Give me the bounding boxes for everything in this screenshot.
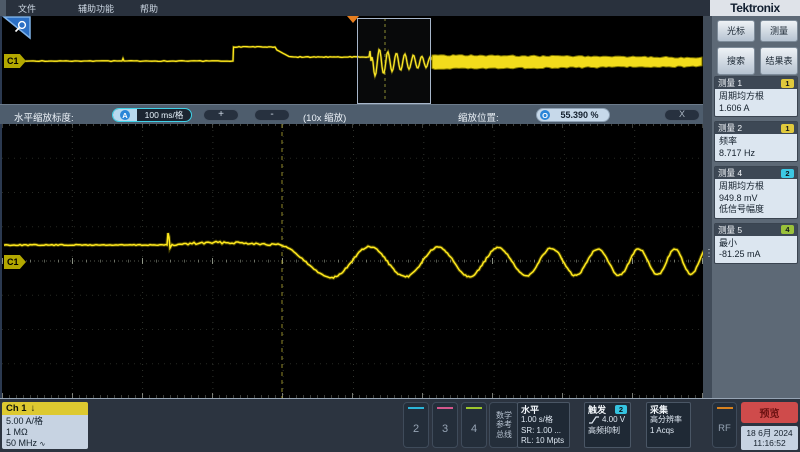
channel4-color-line	[466, 407, 482, 409]
math-label: 数学	[496, 411, 512, 421]
measure-button[interactable]: 测量	[760, 20, 798, 42]
datetime-display: 18 6月 2024 11:16:52	[741, 426, 798, 450]
knob-a-icon: A	[120, 110, 130, 120]
measurement-title: 测量 5	[718, 224, 742, 236]
results-sidebar: 光标 测量 搜索 结果表 测量 1 1 周期均方根 1.606 A 测量 2 1	[712, 16, 800, 398]
source-badge: 1	[781, 79, 794, 88]
bottom-status-bar: Ch 1 ↓ 5.00 A/格 1 MΩ 50 MHz ∿ 2 3 4 数学 参…	[0, 398, 800, 452]
acquisition-panel[interactable]: 采集 高分辨率 1 Acqs	[646, 402, 691, 448]
trigger-level: 4.00 V	[602, 415, 625, 426]
arrow-down-icon: ↓	[31, 403, 36, 414]
zoom-position-label: 缩放位置:	[458, 110, 499, 124]
zoom-in-button[interactable]: +	[203, 109, 239, 121]
trigger-source-badge: 2	[615, 405, 627, 414]
measurement-title: 测量 2	[718, 122, 742, 134]
preview-button[interactable]: 预览	[741, 402, 798, 423]
panel-divider[interactable]: ⋮	[703, 16, 712, 398]
measurement-type: 周期均方根	[719, 91, 793, 103]
channel1-bandwidth: 50 MHz	[6, 438, 37, 448]
zoomed-waveform	[2, 124, 705, 398]
measurement-warning: 低信号幅度	[719, 204, 793, 216]
channel1-impedance: 1 MΩ	[6, 427, 84, 438]
zoom-close-button[interactable]: X	[664, 109, 700, 121]
acquisition-count: 1 Acqs	[650, 426, 687, 437]
measurement-title: 测量 4	[718, 167, 742, 179]
brand-logo-text: Tektronix	[730, 1, 780, 15]
trigger-panel[interactable]: 触发 2 4.00 V 高频抑制	[584, 402, 631, 448]
zoom-mode-icon[interactable]	[2, 16, 32, 40]
measurement-badge-5[interactable]: 测量 5 4 最小 -81.25 mA	[714, 223, 798, 264]
horizontal-sample-rate: SR: 1.00 ...	[521, 426, 566, 437]
channel1-scale: 5.00 A/格	[6, 416, 84, 427]
measurement-badge-2[interactable]: 测量 2 1 频率 8.717 Hz	[714, 121, 798, 162]
menu-file[interactable]: 文件	[18, 2, 36, 15]
channel2-color-line	[408, 407, 424, 409]
rf-button[interactable]: RF	[712, 402, 737, 448]
menu-help[interactable]: 帮助	[140, 2, 158, 15]
zoom-scale-value: 100 ms/格	[137, 109, 191, 121]
measurement-value: -81.25 mA	[719, 249, 793, 261]
source-badge: 2	[781, 169, 794, 178]
channel1-badge[interactable]: Ch 1 ↓ 5.00 A/格 1 MΩ 50 MHz ∿	[2, 402, 88, 449]
measurement-type: 周期均方根	[719, 181, 793, 193]
overview-waveform	[2, 16, 705, 104]
ref-label: 参考	[496, 420, 512, 430]
zoom-toolbar: 水平缩放标度: A 100 ms/格 + - (10x 缩放) 缩放位置: O …	[0, 104, 710, 124]
channel4-label: 4	[462, 423, 486, 435]
zoom-factor-label: (10x 缩放)	[303, 110, 346, 124]
brand-logo: Tektronix	[710, 0, 800, 16]
channel2-label: 2	[404, 423, 428, 435]
search-button[interactable]: 搜索	[717, 47, 755, 75]
menu-bar: 文件 辅助功能 帮助	[0, 0, 710, 17]
trigger-slope-icon	[588, 415, 600, 425]
horizontal-record-length: RL: 10 Mpts	[521, 436, 566, 447]
cursors-button[interactable]: 光标	[717, 20, 755, 42]
zoom-scale-label: 水平缩放标度:	[14, 110, 74, 124]
source-badge: 4	[781, 225, 794, 234]
trigger-coupling: 高频抑制	[588, 426, 627, 437]
measurement-value: 1.606 A	[719, 103, 793, 115]
channel3-button[interactable]: 3	[432, 402, 458, 448]
measurement-type: 频率	[719, 136, 793, 148]
channel2-button[interactable]: 2	[403, 402, 429, 448]
measurement-value: 949.8 mV	[719, 193, 793, 205]
sidebar-buttons: 光标 测量 搜索 结果表	[717, 20, 797, 75]
knob-o-icon: O	[540, 110, 550, 120]
zoom-position-value: 55.390 %	[550, 110, 609, 120]
source-badge: 1	[781, 124, 794, 133]
zoom-position-control[interactable]: O 55.390 %	[536, 108, 610, 122]
measurement-badge-1[interactable]: 测量 1 1 周期均方根 1.606 A	[714, 76, 798, 117]
channel3-color-line	[437, 407, 453, 409]
overview-waveform-panel[interactable]: C1	[0, 16, 705, 104]
channel1-title: Ch 1	[6, 403, 27, 414]
date-text: 18 6月 2024	[746, 428, 792, 438]
zoom-out-button[interactable]: -	[254, 109, 290, 121]
acquisition-mode: 高分辨率	[650, 415, 687, 426]
horizontal-panel[interactable]: 水平 1.00 s/格 SR: 1.00 ... RL: 10 Mpts	[517, 402, 570, 448]
channel4-button[interactable]: 4	[461, 402, 487, 448]
measurement-value: 8.717 Hz	[719, 148, 793, 160]
zoom-scale-control[interactable]: A 100 ms/格	[112, 108, 192, 122]
menu-utility[interactable]: 辅助功能	[78, 2, 114, 15]
channel3-label: 3	[433, 423, 457, 435]
rf-color-line	[717, 407, 733, 409]
time-text: 11:16:52	[753, 438, 785, 448]
knob-a-segment: A	[113, 109, 137, 121]
measurement-badge-4[interactable]: 测量 4 2 周期均方根 949.8 mV 低信号幅度	[714, 166, 798, 219]
bus-label: 总线	[496, 430, 512, 440]
oscilloscope-screen: 文件 辅助功能 帮助 Tektronix C1 水平缩放标度: A 100 ms…	[0, 0, 800, 452]
bw-limit-icon: ∿	[40, 441, 46, 448]
zoom-window[interactable]	[357, 18, 431, 104]
menu-accent-strip	[0, 0, 6, 16]
results-table-button[interactable]: 结果表	[760, 47, 798, 75]
zoomed-waveform-panel[interactable]: C1	[0, 124, 705, 398]
measurement-type: 最小	[719, 238, 793, 250]
measurement-title: 测量 1	[718, 77, 742, 89]
rf-label: RF	[713, 423, 736, 434]
measurement-list: 测量 1 1 周期均方根 1.606 A 测量 2 1 频率 8.717 Hz	[714, 76, 798, 268]
trigger-position-icon[interactable]	[347, 16, 359, 23]
math-ref-bus-button[interactable]: 数学 参考 总线	[489, 402, 519, 448]
horizontal-scale: 1.00 s/格	[521, 415, 566, 426]
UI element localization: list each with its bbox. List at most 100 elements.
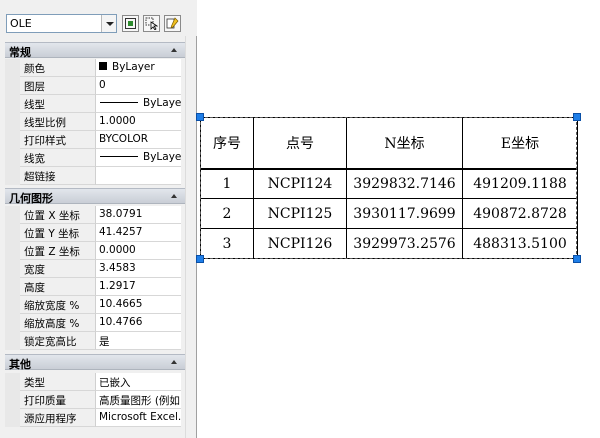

EXERCISE PROMPT
Render the records as a JSON list of strings, one string per line, with blank lines omitted. Begin at the line that has "407, 482, 409]" and stop after the line that has "bottom-status-bar: Ch 1".

COMPLETE RESPONSE
[
  "channel4-color-line\t[466, 407, 482, 409]",
  "math-label: 数学\t[496, 411, 512, 421]",
  "measure-button[interactable]: 测量\t[760, 20, 798, 42]",
  "datetime-display: 18 6月 2024 11:16:52\t[741, 426, 798, 450]",
  "knob-a-icon: A\t[120, 110, 130, 120]",
  "measurement-title: 测量 5\t[718, 224, 742, 236]",
  "results-sidebar: 光标 测量 搜索 结果表 测量 1 1 周期均方根 1.606 A 测量 2 1\t[712, 16, 800, 398]",
  "source-badge: 1\t[781, 79, 794, 88]",
  "bottom-status-bar: Ch 1 ↓ 5.00 A/格 1 MΩ 50 MHz ∿ 2 3 4 数学 参…\t[0, 398, 800, 452]"
]